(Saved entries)
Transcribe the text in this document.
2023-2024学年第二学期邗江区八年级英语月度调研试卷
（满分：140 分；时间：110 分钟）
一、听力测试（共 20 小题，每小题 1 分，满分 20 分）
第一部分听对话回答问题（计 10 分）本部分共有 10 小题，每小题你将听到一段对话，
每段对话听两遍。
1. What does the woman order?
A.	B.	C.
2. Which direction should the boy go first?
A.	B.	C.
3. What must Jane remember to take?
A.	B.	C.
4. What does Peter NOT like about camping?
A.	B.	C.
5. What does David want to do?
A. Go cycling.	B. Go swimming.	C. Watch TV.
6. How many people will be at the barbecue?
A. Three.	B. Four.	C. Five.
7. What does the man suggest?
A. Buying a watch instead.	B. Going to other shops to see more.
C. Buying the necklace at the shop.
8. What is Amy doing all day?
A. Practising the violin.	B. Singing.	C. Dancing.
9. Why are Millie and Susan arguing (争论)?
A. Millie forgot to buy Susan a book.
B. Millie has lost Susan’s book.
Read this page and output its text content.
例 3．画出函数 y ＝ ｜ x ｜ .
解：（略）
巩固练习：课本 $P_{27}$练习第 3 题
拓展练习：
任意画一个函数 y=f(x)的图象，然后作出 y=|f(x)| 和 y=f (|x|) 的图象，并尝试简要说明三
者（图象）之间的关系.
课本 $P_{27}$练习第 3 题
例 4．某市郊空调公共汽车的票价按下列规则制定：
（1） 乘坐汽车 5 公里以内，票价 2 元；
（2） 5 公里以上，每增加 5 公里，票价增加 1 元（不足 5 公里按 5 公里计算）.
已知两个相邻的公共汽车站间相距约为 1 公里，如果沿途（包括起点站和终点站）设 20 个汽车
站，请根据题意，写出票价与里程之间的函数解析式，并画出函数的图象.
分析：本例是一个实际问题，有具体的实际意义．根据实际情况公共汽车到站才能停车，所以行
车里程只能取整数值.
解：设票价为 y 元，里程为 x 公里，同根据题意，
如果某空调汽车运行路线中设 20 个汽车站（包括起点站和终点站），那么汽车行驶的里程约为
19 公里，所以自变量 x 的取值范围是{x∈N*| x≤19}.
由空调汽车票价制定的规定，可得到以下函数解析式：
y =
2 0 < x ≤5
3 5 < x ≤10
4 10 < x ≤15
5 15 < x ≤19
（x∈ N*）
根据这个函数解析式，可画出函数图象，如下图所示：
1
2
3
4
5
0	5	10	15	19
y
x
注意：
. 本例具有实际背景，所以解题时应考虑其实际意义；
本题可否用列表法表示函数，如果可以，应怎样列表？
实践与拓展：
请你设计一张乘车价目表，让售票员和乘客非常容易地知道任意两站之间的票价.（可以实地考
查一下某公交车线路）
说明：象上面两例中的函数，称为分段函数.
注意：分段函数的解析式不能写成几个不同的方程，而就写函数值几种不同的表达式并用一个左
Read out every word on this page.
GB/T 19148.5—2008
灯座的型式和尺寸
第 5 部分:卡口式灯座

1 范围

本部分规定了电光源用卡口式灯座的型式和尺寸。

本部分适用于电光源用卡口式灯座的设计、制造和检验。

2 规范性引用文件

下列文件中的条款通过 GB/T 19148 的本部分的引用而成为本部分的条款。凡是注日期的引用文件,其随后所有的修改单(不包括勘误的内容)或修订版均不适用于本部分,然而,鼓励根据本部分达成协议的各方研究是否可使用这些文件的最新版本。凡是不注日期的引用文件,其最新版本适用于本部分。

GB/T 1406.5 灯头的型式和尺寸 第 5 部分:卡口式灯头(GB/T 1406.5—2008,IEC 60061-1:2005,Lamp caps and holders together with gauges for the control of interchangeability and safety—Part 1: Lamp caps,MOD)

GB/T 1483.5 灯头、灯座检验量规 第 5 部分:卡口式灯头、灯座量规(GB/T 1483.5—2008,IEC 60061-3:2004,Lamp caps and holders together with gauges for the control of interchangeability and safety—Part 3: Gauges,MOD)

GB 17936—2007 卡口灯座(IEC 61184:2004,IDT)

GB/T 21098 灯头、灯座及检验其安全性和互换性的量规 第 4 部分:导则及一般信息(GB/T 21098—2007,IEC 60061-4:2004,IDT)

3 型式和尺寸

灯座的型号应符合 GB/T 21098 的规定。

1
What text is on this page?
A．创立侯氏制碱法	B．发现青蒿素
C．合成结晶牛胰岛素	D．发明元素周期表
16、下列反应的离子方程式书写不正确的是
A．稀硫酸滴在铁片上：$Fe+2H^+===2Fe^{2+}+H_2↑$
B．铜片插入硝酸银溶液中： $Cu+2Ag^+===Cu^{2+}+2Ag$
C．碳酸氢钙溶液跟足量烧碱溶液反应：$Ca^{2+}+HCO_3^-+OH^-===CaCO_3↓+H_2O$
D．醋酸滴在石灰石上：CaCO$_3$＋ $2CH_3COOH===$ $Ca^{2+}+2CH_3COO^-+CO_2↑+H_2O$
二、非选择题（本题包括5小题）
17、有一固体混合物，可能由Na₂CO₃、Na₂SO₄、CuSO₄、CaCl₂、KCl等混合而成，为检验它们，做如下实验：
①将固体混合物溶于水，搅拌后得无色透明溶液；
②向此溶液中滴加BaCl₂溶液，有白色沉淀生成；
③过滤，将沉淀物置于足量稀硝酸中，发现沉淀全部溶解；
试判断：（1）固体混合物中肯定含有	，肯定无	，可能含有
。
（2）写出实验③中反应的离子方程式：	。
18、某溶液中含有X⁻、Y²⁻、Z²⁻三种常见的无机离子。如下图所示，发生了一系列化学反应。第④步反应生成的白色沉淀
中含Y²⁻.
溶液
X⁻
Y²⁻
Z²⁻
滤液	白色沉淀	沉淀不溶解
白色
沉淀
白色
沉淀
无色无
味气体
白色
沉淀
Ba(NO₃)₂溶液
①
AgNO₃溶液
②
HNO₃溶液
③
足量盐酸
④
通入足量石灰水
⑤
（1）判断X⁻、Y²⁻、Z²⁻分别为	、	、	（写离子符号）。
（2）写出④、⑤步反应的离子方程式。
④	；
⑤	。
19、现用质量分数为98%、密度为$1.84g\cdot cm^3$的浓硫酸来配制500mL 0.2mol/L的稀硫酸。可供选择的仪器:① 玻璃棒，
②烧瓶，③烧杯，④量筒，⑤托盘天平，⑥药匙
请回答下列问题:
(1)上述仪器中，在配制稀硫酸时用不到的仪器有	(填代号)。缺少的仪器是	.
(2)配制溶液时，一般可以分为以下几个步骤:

TASK BRIEF:
Every entry above needs to be quoted exactly.

EXPECTED OUTPUT:
Transcribe the text in this document.
2023-2024学年第二学期邗江区八年级英语月度调研试卷
（满分：140 分；时间：110 分钟）
一、听力测试（共 20 小题，每小题 1 分，满分 20 分）
第一部分听对话回答问题（计 10 分）本部分共有 10 小题，每小题你将听到一段对话，
每段对话听两遍。
1. What does the woman order?
A.	B.	C.
2. Which direction should the boy go first?
A.	B.	C.
3. What must Jane remember to take?
A.	B.	C.
4. What does Peter NOT like about camping?
A.	B.	C.
5. What does David want to do?
A. Go cycling.	B. Go swimming.	C. Watch TV.
6. How many people will be at the barbecue?
A. Three.	B. Four.	C. Five.
7. What does the man suggest?
A. Buying a watch instead.	B. Going to other shops to see more.
C. Buying the necklace at the shop.
8. What is Amy doing all day?
A. Practising the violin.	B. Singing.	C. Dancing.
9. Why are Millie and Susan arguing (争论)?
A. Millie forgot to buy Susan a book.
B. Millie has lost Susan’s book.
Read this page and output its text content.
例 3．画出函数 y ＝ ｜ x ｜ .
解：（略）
巩固练习：课本 $P_{27}$练习第 3 题
拓展练习：
任意画一个函数 y=f(x)的图象，然后作出 y=|f(x)| 和 y=f (|x|) 的图象，并尝试简要说明三
者（图象）之间的关系.
课本 $P_{27}$练习第 3 题
例 4．某市郊空调公共汽车的票价按下列规则制定：
（1） 乘坐汽车 5 公里以内，票价 2 元；
（2） 5 公里以上，每增加 5 公里，票价增加 1 元（不足 5 公里按 5 公里计算）.
已知两个相邻的公共汽车站间相距约为 1 公里，如果沿途（包括起点站和终点站）设 20 个汽车
站，请根据题意，写出票价与里程之间的函数解析式，并画出函数的图象.
分析：本例是一个实际问题，有具体的实际意义．根据实际情况公共汽车到站才能停车，所以行
车里程只能取整数值.
解：设票价为 y 元，里程为 x 公里，同根据题意，
如果某空调汽车运行路线中设 20 个汽车站（包括起点站和终点站），那么汽车行驶的里程约为
19 公里，所以自变量 x 的取值范围是{x∈N*| x≤19}.
由空调汽车票价制定的规定，可得到以下函数解析式：
y =
2 0 < x ≤5
3 5 < x ≤10
4 10 < x ≤15
5 15 < x ≤19
（x∈ N*）
根据这个函数解析式，可画出函数图象，如下图所示：
1
2
3
4
5
0	5	10	15	19
y
x
注意：
. 本例具有实际背景，所以解题时应考虑其实际意义；
本题可否用列表法表示函数，如果可以，应怎样列表？
实践与拓展：
请你设计一张乘车价目表，让售票员和乘客非常容易地知道任意两站之间的票价.（可以实地考
查一下某公交车线路）
说明：象上面两例中的函数，称为分段函数.
注意：分段函数的解析式不能写成几个不同的方程，而就写函数值几种不同的表达式并用一个左
Read out every word on this page.
GB/T 19148.5—2008
灯座的型式和尺寸
第 5 部分:卡口式灯座

1 范围

本部分规定了电光源用卡口式灯座的型式和尺寸。

本部分适用于电光源用卡口式灯座的设计、制造和检验。

2 规范性引用文件

下列文件中的条款通过 GB/T 19148 的本部分的引用而成为本部分的条款。凡是注日期的引用文件,其随后所有的修改单(不包括勘误的内容)或修订版均不适用于本部分,然而,鼓励根据本部分达成协议的各方研究是否可使用这些文件的最新版本。凡是不注日期的引用文件,其最新版本适用于本部分。

GB/T 1406.5 灯头的型式和尺寸 第 5 部分:卡口式灯头(GB/T 1406.5—2008,IEC 60061-1:2005,Lamp caps and holders together with gauges for the control of interchangeability and safety—Part 1: Lamp caps,MOD)

GB/T 1483.5 灯头、灯座检验量规 第 5 部分:卡口式灯头、灯座量规(GB/T 1483.5—2008,IEC 60061-3:2004,Lamp caps and holders together with gauges for the control of interchangeability and safety—Part 3: Gauges,MOD)

GB 17936—2007 卡口灯座(IEC 61184:2004,IDT)

GB/T 21098 灯头、灯座及检验其安全性和互换性的量规 第 4 部分:导则及一般信息(GB/T 21098—2007,IEC 60061-4:2004,IDT)

3 型式和尺寸

灯座的型号应符合 GB/T 21098 的规定。

1
What text is on this page?
A．创立侯氏制碱法	B．发现青蒿素
C．合成结晶牛胰岛素	D．发明元素周期表
16、下列反应的离子方程式书写不正确的是
A．稀硫酸滴在铁片上：$Fe+2H^+===2Fe^{2+}+H_2↑$
B．铜片插入硝酸银溶液中： $Cu+2Ag^+===Cu^{2+}+2Ag$
C．碳酸氢钙溶液跟足量烧碱溶液反应：$Ca^{2+}+HCO_3^-+OH^-===CaCO_3↓+H_2O$
D．醋酸滴在石灰石上：CaCO$_3$＋ $2CH_3COOH===$ $Ca^{2+}+2CH_3COO^-+CO_2↑+H_2O$
二、非选择题（本题包括5小题）
17、有一固体混合物，可能由Na₂CO₃、Na₂SO₄、CuSO₄、CaCl₂、KCl等混合而成，为检验它们，做如下实验：
①将固体混合物溶于水，搅拌后得无色透明溶液；
②向此溶液中滴加BaCl₂溶液，有白色沉淀生成；
③过滤，将沉淀物置于足量稀硝酸中，发现沉淀全部溶解；
试判断：（1）固体混合物中肯定含有	，肯定无	，可能含有
。
（2）写出实验③中反应的离子方程式：	。
18、某溶液中含有X⁻、Y²⁻、Z²⁻三种常见的无机离子。如下图所示，发生了一系列化学反应。第④步反应生成的白色沉淀
中含Y²⁻.
溶液
X⁻
Y²⁻
Z²⁻
滤液	白色沉淀	沉淀不溶解
白色
沉淀
白色
沉淀
无色无
味气体
白色
沉淀
Ba(NO₃)₂溶液
①
AgNO₃溶液
②
HNO₃溶液
③
足量盐酸
④
通入足量石灰水
⑤
（1）判断X⁻、Y²⁻、Z²⁻分别为	、	、	（写离子符号）。
（2）写出④、⑤步反应的离子方程式。
④	；
⑤	。
19、现用质量分数为98%、密度为$1.84g\cdot cm^3$的浓硫酸来配制500mL 0.2mol/L的稀硫酸。可供选择的仪器:① 玻璃棒，
②烧瓶，③烧杯，④量筒，⑤托盘天平，⑥药匙
请回答下列问题:
(1)上述仪器中，在配制稀硫酸时用不到的仪器有	(填代号)。缺少的仪器是	.
(2)配制溶液时，一般可以分为以下几个步骤:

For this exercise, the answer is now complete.